* **Aim of the task**: Copy all the data exactly, except the pictures.

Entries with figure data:
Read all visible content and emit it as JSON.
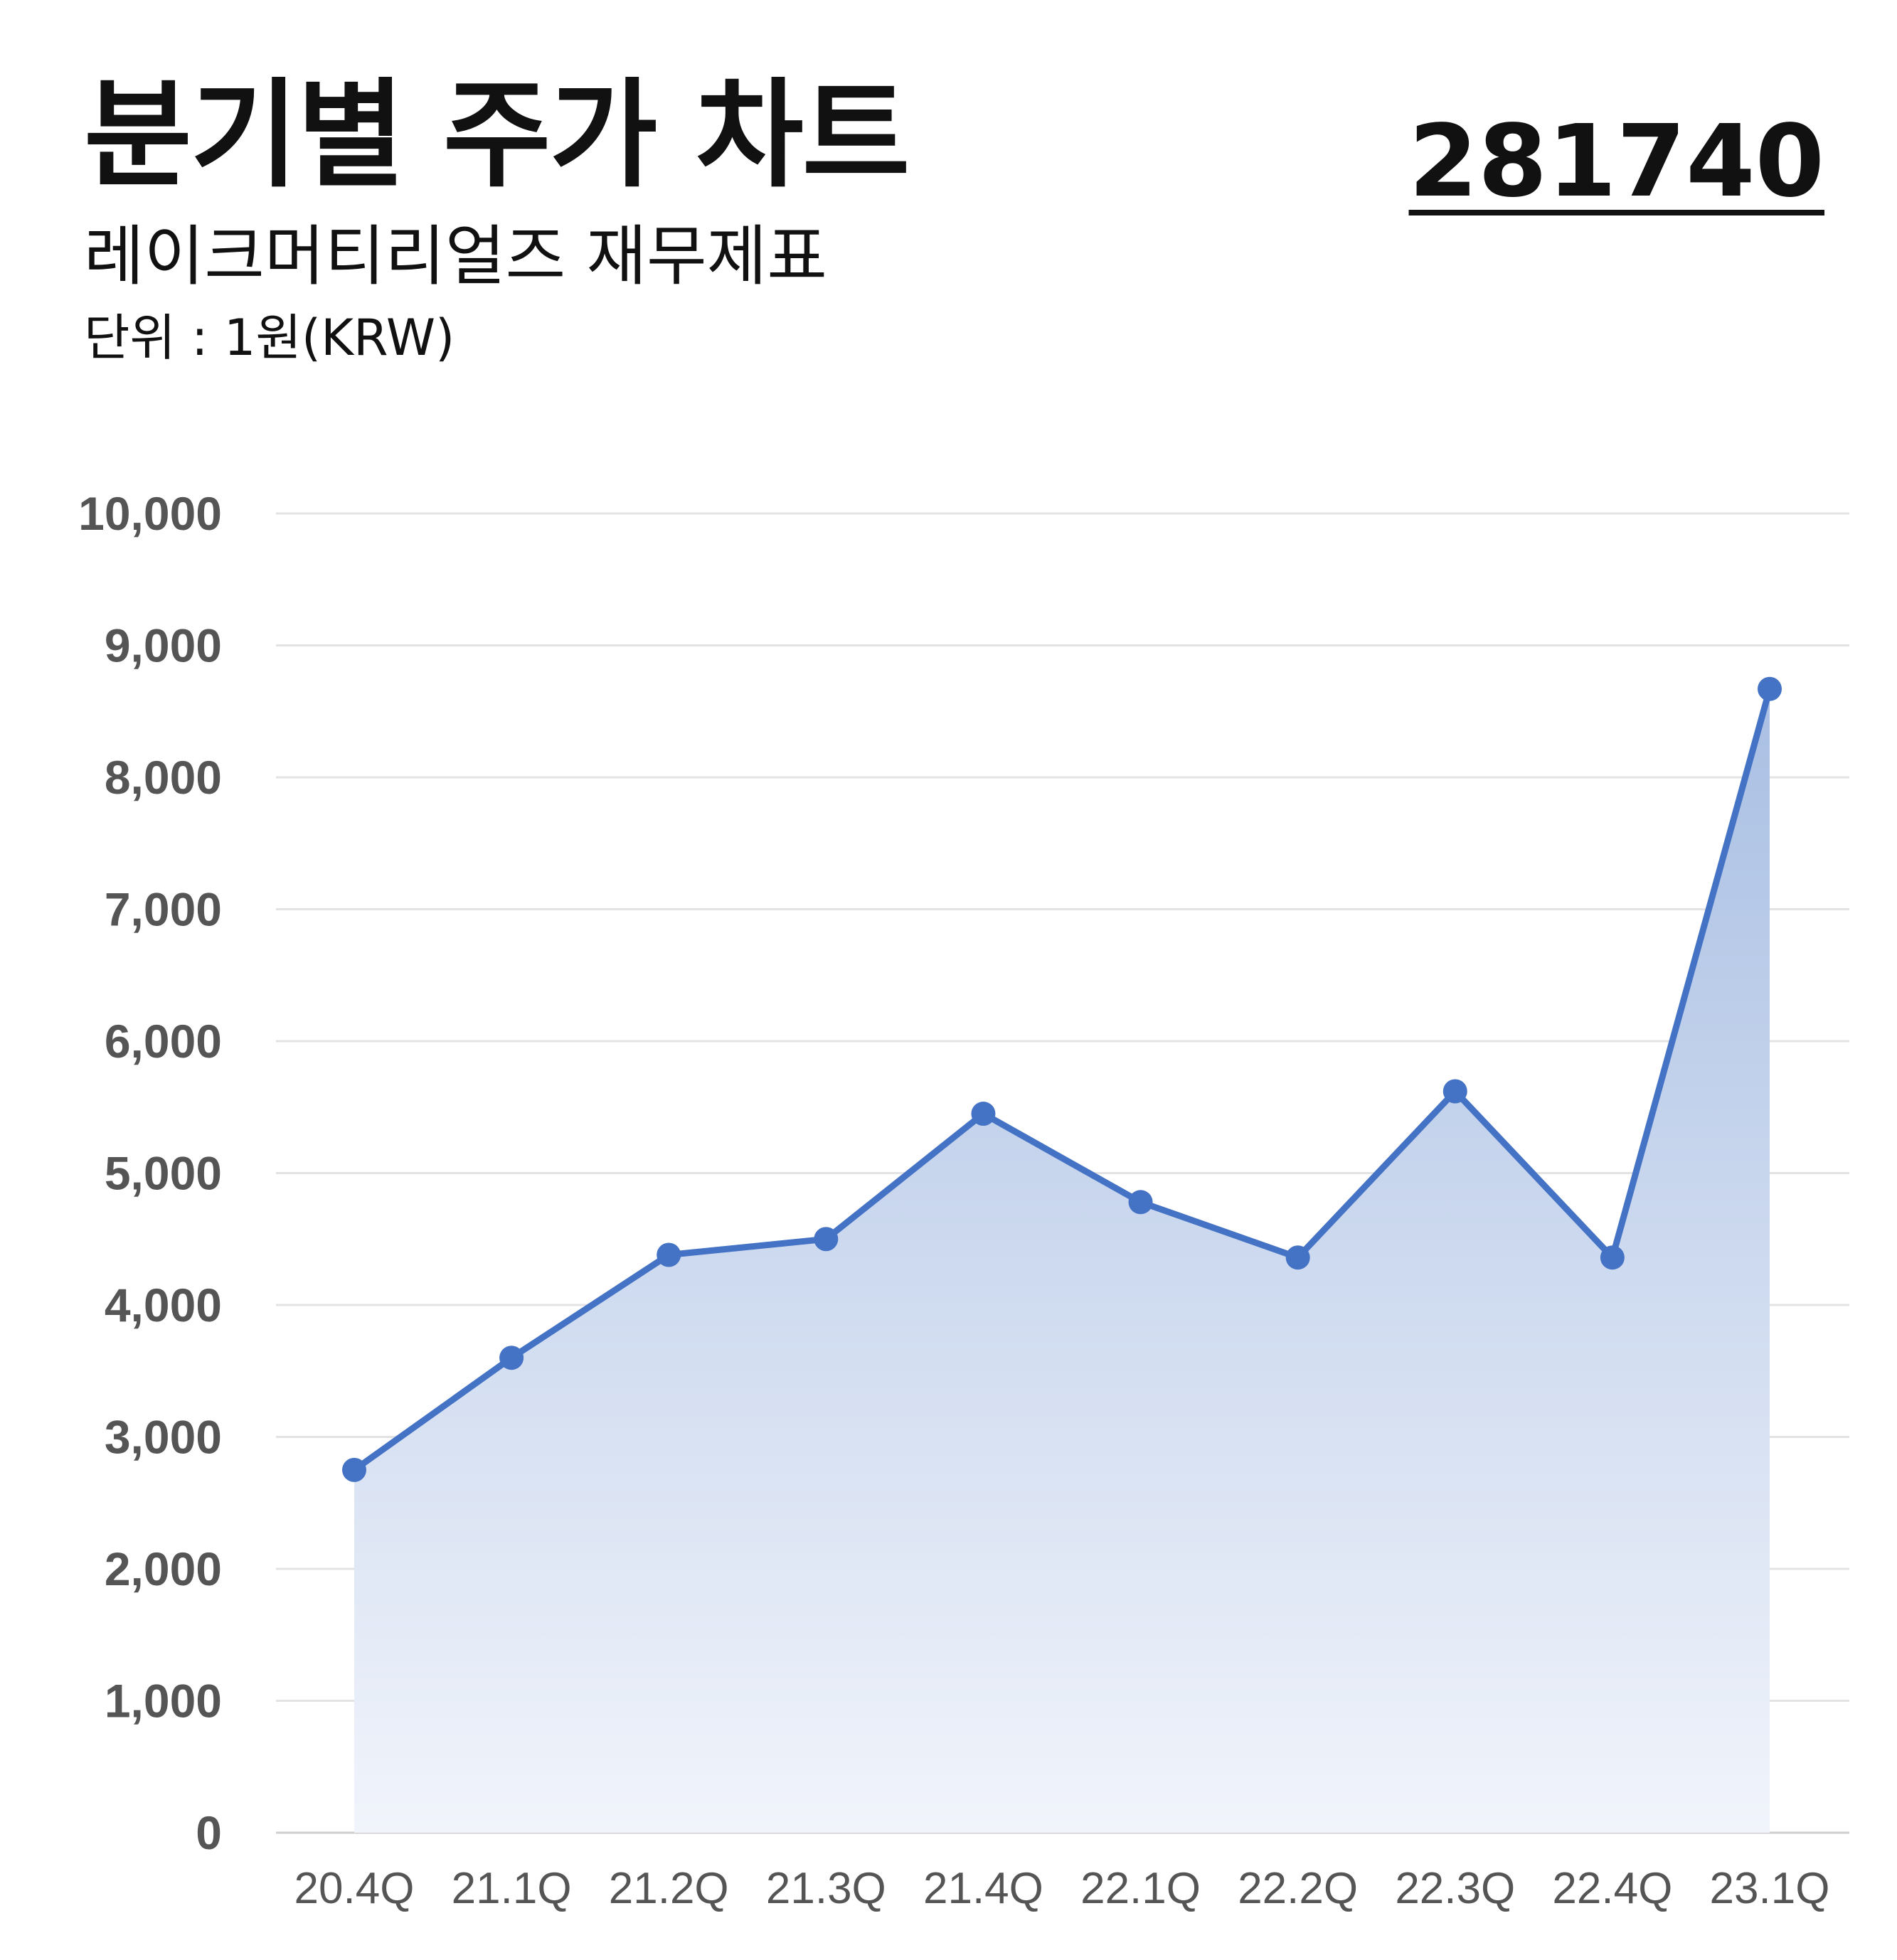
{
  "header": {
    "title": "분기별 주가 차트",
    "subtitle": "레이크머티리얼즈 재무제표",
    "unit": "단위 : 1원(KRW)",
    "code": "281740"
  },
  "colors": {
    "line": "#4472C4",
    "fill_top": "#A9BFE3",
    "fill_bottom": "#F1F4FB",
    "grid": "#E3E3E3",
    "tick_text": "#555555"
  },
  "chart_data": {
    "type": "area",
    "categories": [
      "20.4Q",
      "21.1Q",
      "21.2Q",
      "21.3Q",
      "21.4Q",
      "22.1Q",
      "22.2Q",
      "22.3Q",
      "22.4Q",
      "23.1Q"
    ],
    "series": [
      {
        "values": [
          2750,
          3600,
          4380,
          4500,
          5450,
          4780,
          4360,
          5620,
          4360,
          8670
        ]
      }
    ],
    "yticks": [
      "0",
      "1,000",
      "2,000",
      "3,000",
      "4,000",
      "5,000",
      "6,000",
      "7,000",
      "8,000",
      "9,000",
      "10,000"
    ],
    "ylim": [
      0,
      10000
    ],
    "ystep": 1000,
    "grid": true,
    "markers": true,
    "xlabel": "",
    "ylabel": ""
  }
}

* **Task answer**:
Read all visible content and emit it as JSON.
{
  "header": {
    "title": "분기별 주가 차트",
    "subtitle": "레이크머티리얼즈 재무제표",
    "unit": "단위 : 1원(KRW)",
    "code": "281740"
  },
  "colors": {
    "line": "#4472C4",
    "fill_top": "#A9BFE3",
    "fill_bottom": "#F1F4FB",
    "grid": "#E3E3E3",
    "tick_text": "#555555"
  },
  "chart_data": {
    "type": "area",
    "categories": [
      "20.4Q",
      "21.1Q",
      "21.2Q",
      "21.3Q",
      "21.4Q",
      "22.1Q",
      "22.2Q",
      "22.3Q",
      "22.4Q",
      "23.1Q"
    ],
    "series": [
      {
        "values": [
          2750,
          3600,
          4380,
          4500,
          5450,
          4780,
          4360,
          5620,
          4360,
          8670
        ]
      }
    ],
    "yticks": [
      "0",
      "1,000",
      "2,000",
      "3,000",
      "4,000",
      "5,000",
      "6,000",
      "7,000",
      "8,000",
      "9,000",
      "10,000"
    ],
    "ylim": [
      0,
      10000
    ],
    "ystep": 1000,
    "grid": true,
    "markers": true,
    "xlabel": "",
    "ylabel": ""
  }
}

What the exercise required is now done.